PROBLEM DESCRIPTION => Your copy of the material must match it exactly, except that pictures are dropped.

⁂

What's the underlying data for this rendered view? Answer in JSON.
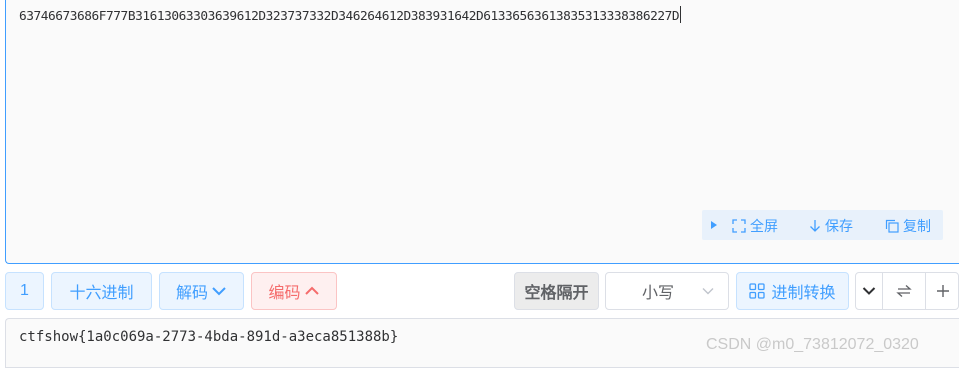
{
  "input": {
    "text": "63746673686F777B31613063303639612D323737332D346264612D383931642D61336563613835313338386227D"
  },
  "mini_toolbar": {
    "fullscreen_label": "全屏",
    "save_label": "保存",
    "copy_label": "复制"
  },
  "toolbar": {
    "count": "1",
    "mode_label": "十六进制",
    "decode_label": "解码",
    "encode_label": "编码",
    "space_separate_label": "空格隔开",
    "case_select_value": "小写",
    "convert_label": "进制转换"
  },
  "output": {
    "text": "ctfshow{1a0c069a-2773-4bda-891d-a3eca851388b}"
  },
  "watermark": "CSDN @m0_73812072_0320",
  "colors": {
    "primary": "#409eff",
    "danger": "#f56c6c",
    "text": "#303133"
  }
}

⁂

RIGHT ANSWER =>
What's the underlying data for this rendered view? Answer in JSON.
{
  "input": {
    "text": "63746673686F777B31613063303639612D323737332D346264612D383931642D61336563613835313338386227D"
  },
  "mini_toolbar": {
    "fullscreen_label": "全屏",
    "save_label": "保存",
    "copy_label": "复制"
  },
  "toolbar": {
    "count": "1",
    "mode_label": "十六进制",
    "decode_label": "解码",
    "encode_label": "编码",
    "space_separate_label": "空格隔开",
    "case_select_value": "小写",
    "convert_label": "进制转换"
  },
  "output": {
    "text": "ctfshow{1a0c069a-2773-4bda-891d-a3eca851388b}"
  },
  "watermark": "CSDN @m0_73812072_0320",
  "colors": {
    "primary": "#409eff",
    "danger": "#f56c6c",
    "text": "#303133"
  }
}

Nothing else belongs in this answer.